┏━━
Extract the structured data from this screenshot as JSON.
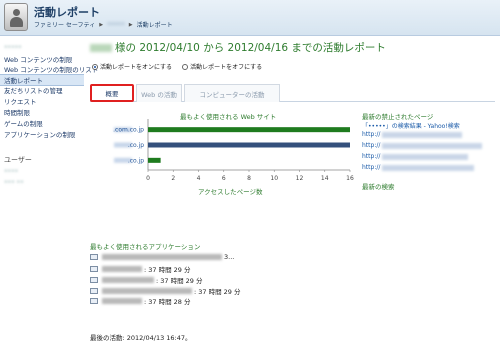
{
  "header": {
    "title": "活動レポート",
    "breadcrumb": [
      "ファミリー セーフティ",
      "•••••",
      "活動レポート"
    ]
  },
  "sidebar": {
    "top_user": "•••••",
    "items": [
      "Web コンテンツの制限",
      "Web コンテンツの制限のリスト",
      "活動レポート",
      "友だちリストの管理",
      "リクエスト",
      "時間制限",
      "ゲームの制限",
      "アプリケーションの制限"
    ],
    "selected_index": 2,
    "users_heading": "ユーザー",
    "users": [
      "••••",
      "••• ••"
    ]
  },
  "main": {
    "title_text": "様の 2012/04/10 から 2012/04/16 までの活動レポート",
    "radio_on": "活動レポートをオンにする",
    "radio_off": "活動レポートをオフにする",
    "tabs": [
      "概要",
      "Web の活動",
      "コンピューターの活動"
    ],
    "active_tab": 0
  },
  "chart_data": {
    "type": "bar",
    "orientation": "horizontal",
    "title": "最もよく使用される Web サイト",
    "xlabel": "アクセスしたページ数",
    "ylabel": "",
    "categories": [
      ".com.co.jp",
      ".co.jp",
      ".co.jp"
    ],
    "values": [
      16,
      16,
      1
    ],
    "bar_colors": [
      "#1e7b1e",
      "#34507c",
      "#1e7b1e"
    ],
    "xlim": [
      0,
      16
    ],
    "xticks": [
      0,
      2,
      4,
      6,
      8,
      10,
      12,
      14,
      16
    ],
    "grid": false,
    "legend": "none"
  },
  "right": {
    "blocked_heading": "最新の禁止されたページ",
    "blocked_links": [
      "「•••••」の検索結果 - Yahoo!検索",
      "http://",
      "http://",
      "http://",
      "http://"
    ],
    "search_heading": "最新の検索"
  },
  "apps": {
    "heading": "最もよく使用されるアプリケーション",
    "rows": [
      "3...",
      ": 37 時間 29 分",
      ": 37 時間 29 分",
      ": 37 時間 29 分",
      ": 37 時間 28 分"
    ]
  },
  "footer": {
    "last_activity": "最後の活動: 2012/04/13 16:47。"
  }
}
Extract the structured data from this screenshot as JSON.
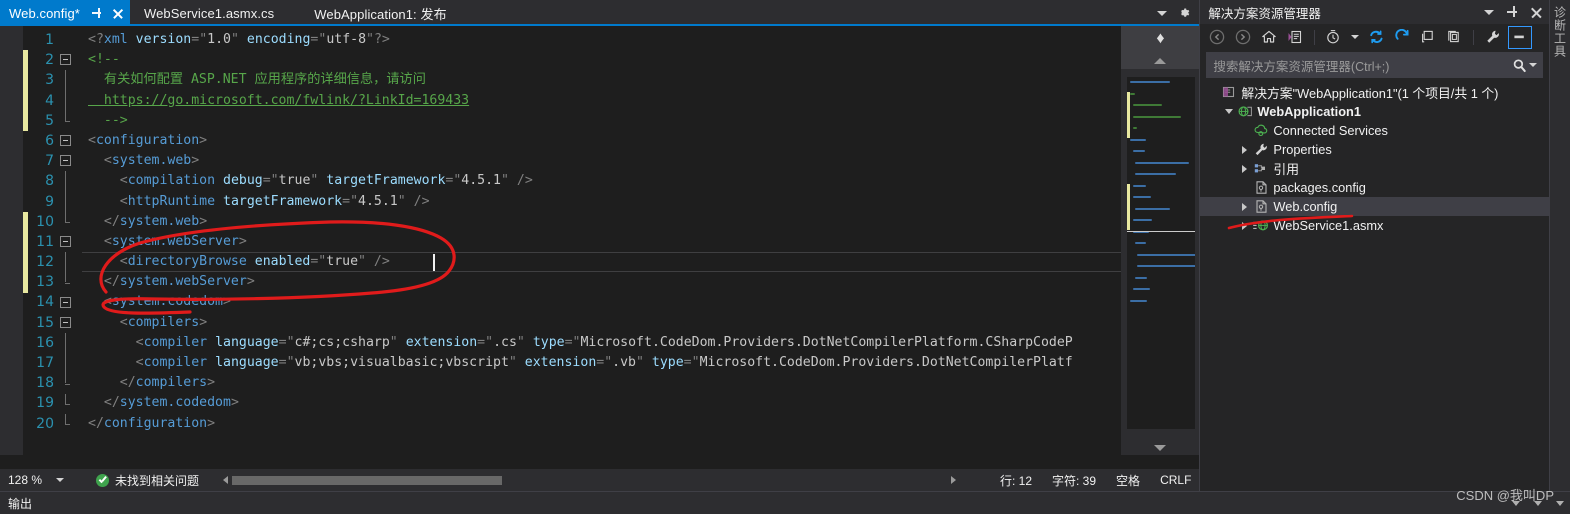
{
  "app": {
    "theme_bg": "#1e1e1e",
    "accent": "#007acc",
    "annotation_color": "#e01b1b"
  },
  "editor": {
    "tabs": [
      {
        "label": "Web.config*",
        "active": true,
        "dirty": true,
        "pin_icon": "pin-icon",
        "close_icon": "close-icon"
      },
      {
        "label": "WebService1.asmx.cs",
        "active": false
      },
      {
        "label": "WebApplication1: 发布",
        "active": false,
        "preview": true
      }
    ],
    "tabstrip_right": {
      "dropdown_icon": "chevron-down-icon",
      "settings_icon": "gear-icon"
    },
    "lines": [
      {
        "no": "1",
        "changed": false,
        "fold": "none",
        "html": "<span class='tk-punct'>&lt;?</span><span class='tk-decl'>xml</span> <span class='tk-attr'>version</span><span class='tk-punct'>=</span><span class='tk-q'>\"</span><span class='tk-val'>1.0</span><span class='tk-q'>\"</span> <span class='tk-attr'>encoding</span><span class='tk-punct'>=</span><span class='tk-q'>\"</span><span class='tk-val'>utf-8</span><span class='tk-q'>\"</span><span class='tk-punct'>?&gt;</span>"
      },
      {
        "no": "2",
        "changed": true,
        "fold": "open",
        "html": "<span class='tk-com'>&lt;!--</span>"
      },
      {
        "no": "3",
        "changed": true,
        "fold": "mid",
        "html": "<span class='tk-com'>  有关如何配置 ASP.NET 应用程序的详细信息，请访问</span>"
      },
      {
        "no": "4",
        "changed": true,
        "fold": "mid",
        "html": "<span class='tk-link'>  https://go.microsoft.com/fwlink/?LinkId=169433</span>"
      },
      {
        "no": "5",
        "changed": true,
        "fold": "close",
        "html": "<span class='tk-com'>  --&gt;</span>"
      },
      {
        "no": "6",
        "changed": false,
        "fold": "open",
        "html": "<span class='tk-punct'>&lt;</span><span class='tk-tag'>configuration</span><span class='tk-punct'>&gt;</span>"
      },
      {
        "no": "7",
        "changed": false,
        "fold": "open",
        "html": "  <span class='tk-punct'>&lt;</span><span class='tk-tag'>system.web</span><span class='tk-punct'>&gt;</span>"
      },
      {
        "no": "8",
        "changed": false,
        "fold": "mid",
        "html": "    <span class='tk-punct'>&lt;</span><span class='tk-tag'>compilation</span> <span class='tk-attr'>debug</span><span class='tk-punct'>=</span><span class='tk-q'>\"</span><span class='tk-val'>true</span><span class='tk-q'>\"</span> <span class='tk-attr'>targetFramework</span><span class='tk-punct'>=</span><span class='tk-q'>\"</span><span class='tk-val'>4.5.1</span><span class='tk-q'>\"</span> <span class='tk-punct'>/&gt;</span>"
      },
      {
        "no": "9",
        "changed": false,
        "fold": "mid",
        "html": "    <span class='tk-punct'>&lt;</span><span class='tk-tag'>httpRuntime</span> <span class='tk-attr'>targetFramework</span><span class='tk-punct'>=</span><span class='tk-q'>\"</span><span class='tk-val'>4.5.1</span><span class='tk-q'>\"</span> <span class='tk-punct'>/&gt;</span>"
      },
      {
        "no": "10",
        "changed": true,
        "fold": "close",
        "html": "  <span class='tk-punct'>&lt;/</span><span class='tk-tag'>system.web</span><span class='tk-punct'>&gt;</span>"
      },
      {
        "no": "11",
        "changed": true,
        "fold": "open",
        "html": "  <span class='tk-punct'>&lt;</span><span class='tk-tag'>system.webServer</span><span class='tk-punct'>&gt;</span>"
      },
      {
        "no": "12",
        "changed": true,
        "fold": "mid",
        "current": true,
        "html": "    <span class='tk-punct'>&lt;</span><span class='tk-tag'>directoryBrowse</span> <span class='tk-attr'>enabled</span><span class='tk-punct'>=</span><span class='tk-q'>\"</span><span class='tk-val'>true</span><span class='tk-q'>\"</span> <span class='tk-punct'>/&gt;</span>"
      },
      {
        "no": "13",
        "changed": true,
        "fold": "close",
        "html": "  <span class='tk-punct'>&lt;/</span><span class='tk-tag'>system.webServer</span><span class='tk-punct'>&gt;</span>"
      },
      {
        "no": "14",
        "changed": false,
        "fold": "open",
        "html": "  <span class='tk-punct'>&lt;</span><span class='tk-tag'>system.codedom</span><span class='tk-punct'>&gt;</span>"
      },
      {
        "no": "15",
        "changed": false,
        "fold": "open",
        "html": "    <span class='tk-punct'>&lt;</span><span class='tk-tag'>compilers</span><span class='tk-punct'>&gt;</span>"
      },
      {
        "no": "16",
        "changed": false,
        "fold": "mid",
        "html": "      <span class='tk-punct'>&lt;</span><span class='tk-tag'>compiler</span> <span class='tk-attr'>language</span><span class='tk-punct'>=</span><span class='tk-q'>\"</span><span class='tk-val'>c#;cs;csharp</span><span class='tk-q'>\"</span> <span class='tk-attr'>extension</span><span class='tk-punct'>=</span><span class='tk-q'>\"</span><span class='tk-val'>.cs</span><span class='tk-q'>\"</span> <span class='tk-attr'>type</span><span class='tk-punct'>=</span><span class='tk-q'>\"</span><span class='tk-val'>Microsoft.CodeDom.Providers.DotNetCompilerPlatform.CSharpCodeP</span>"
      },
      {
        "no": "17",
        "changed": false,
        "fold": "mid",
        "html": "      <span class='tk-punct'>&lt;</span><span class='tk-tag'>compiler</span> <span class='tk-attr'>language</span><span class='tk-punct'>=</span><span class='tk-q'>\"</span><span class='tk-val'>vb;vbs;visualbasic;vbscript</span><span class='tk-q'>\"</span> <span class='tk-attr'>extension</span><span class='tk-punct'>=</span><span class='tk-q'>\"</span><span class='tk-val'>.vb</span><span class='tk-q'>\"</span> <span class='tk-attr'>type</span><span class='tk-punct'>=</span><span class='tk-q'>\"</span><span class='tk-val'>Microsoft.CodeDom.Providers.DotNetCompilerPlatf</span>"
      },
      {
        "no": "18",
        "changed": false,
        "fold": "close",
        "html": "    <span class='tk-punct'>&lt;/</span><span class='tk-tag'>compilers</span><span class='tk-punct'>&gt;</span>"
      },
      {
        "no": "19",
        "changed": false,
        "fold": "close",
        "html": "  <span class='tk-punct'>&lt;/</span><span class='tk-tag'>system.codedom</span><span class='tk-punct'>&gt;</span>"
      },
      {
        "no": "20",
        "changed": false,
        "fold": "close",
        "html": "<span class='tk-punct'>&lt;/</span><span class='tk-tag'>configuration</span><span class='tk-punct'>&gt;</span>"
      }
    ],
    "minimap": {
      "splitter_icon": "split-view-icon",
      "scroll_up_icon": "triangle-up-icon",
      "scroll_down_icon": "triangle-down-icon"
    }
  },
  "statusbar": {
    "zoom": "128 %",
    "zoom_chevron_icon": "chevron-down-icon",
    "issue_icon": "check-circle-icon",
    "issue_text": "未找到相关问题",
    "line_label": "行: 12",
    "char_label": "字符: 39",
    "spaces_label": "空格",
    "eol_label": "CRLF"
  },
  "bottom_panel": {
    "label": "输出"
  },
  "solution_explorer": {
    "title": "解决方案资源管理器",
    "header_buttons": {
      "dropdown_icon": "chevron-down-icon",
      "pin_icon": "pin-icon",
      "close_icon": "close-icon"
    },
    "toolbar": [
      {
        "name": "back-icon"
      },
      {
        "name": "forward-icon"
      },
      {
        "name": "home-icon"
      },
      {
        "name": "solution-explorer-icon"
      },
      {
        "name": "pending-changes-icon"
      },
      {
        "name": "sync-icon"
      },
      {
        "name": "refresh-icon"
      },
      {
        "name": "collapse-all-icon"
      },
      {
        "name": "show-all-files-icon"
      },
      {
        "name": "properties-wrench-icon"
      },
      {
        "name": "preview-selected-items-icon"
      }
    ],
    "search_placeholder": "搜索解决方案资源管理器(Ctrl+;)",
    "search_value": "",
    "search_icon": "magnifier-icon",
    "search_dropdown_icon": "chevron-down-icon",
    "tree": [
      {
        "label": "解决方案\"WebApplication1\"(1 个项目/共 1 个)",
        "indent": 0,
        "twist": "none",
        "icon": "solution-icon",
        "bold": false,
        "selected": false
      },
      {
        "label": "WebApplication1",
        "indent": 1,
        "twist": "down",
        "icon": "web-project-icon",
        "bold": true,
        "selected": false
      },
      {
        "label": "Connected Services",
        "indent": 2,
        "twist": "none",
        "icon": "connected-services-icon",
        "bold": false,
        "selected": false
      },
      {
        "label": "Properties",
        "indent": 2,
        "twist": "right",
        "icon": "wrench-icon",
        "bold": false,
        "selected": false
      },
      {
        "label": "引用",
        "indent": 2,
        "twist": "right",
        "icon": "references-icon",
        "bold": false,
        "selected": false
      },
      {
        "label": "packages.config",
        "indent": 2,
        "twist": "none",
        "icon": "config-file-icon",
        "bold": false,
        "selected": false
      },
      {
        "label": "Web.config",
        "indent": 2,
        "twist": "right",
        "icon": "config-file-icon",
        "bold": false,
        "selected": true
      },
      {
        "label": "WebService1.asmx",
        "indent": 2,
        "twist": "right",
        "icon": "asmx-file-icon",
        "bold": false,
        "selected": false
      }
    ]
  },
  "right_dock": {
    "label": "诊断工具"
  },
  "watermark": {
    "text": "CSDN @我叫DP"
  }
}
┗━━
**WRITTEN INSTRUCTION**:
Show every line from the listing above in which the string "chevron" appears.

**SOLVED EXERCISE**:
      "dropdown_icon": "chevron-down-icon",
    "zoom_chevron_icon": "chevron-down-icon",
      "dropdown_icon": "chevron-down-icon",
    "search_dropdown_icon": "chevron-down-icon",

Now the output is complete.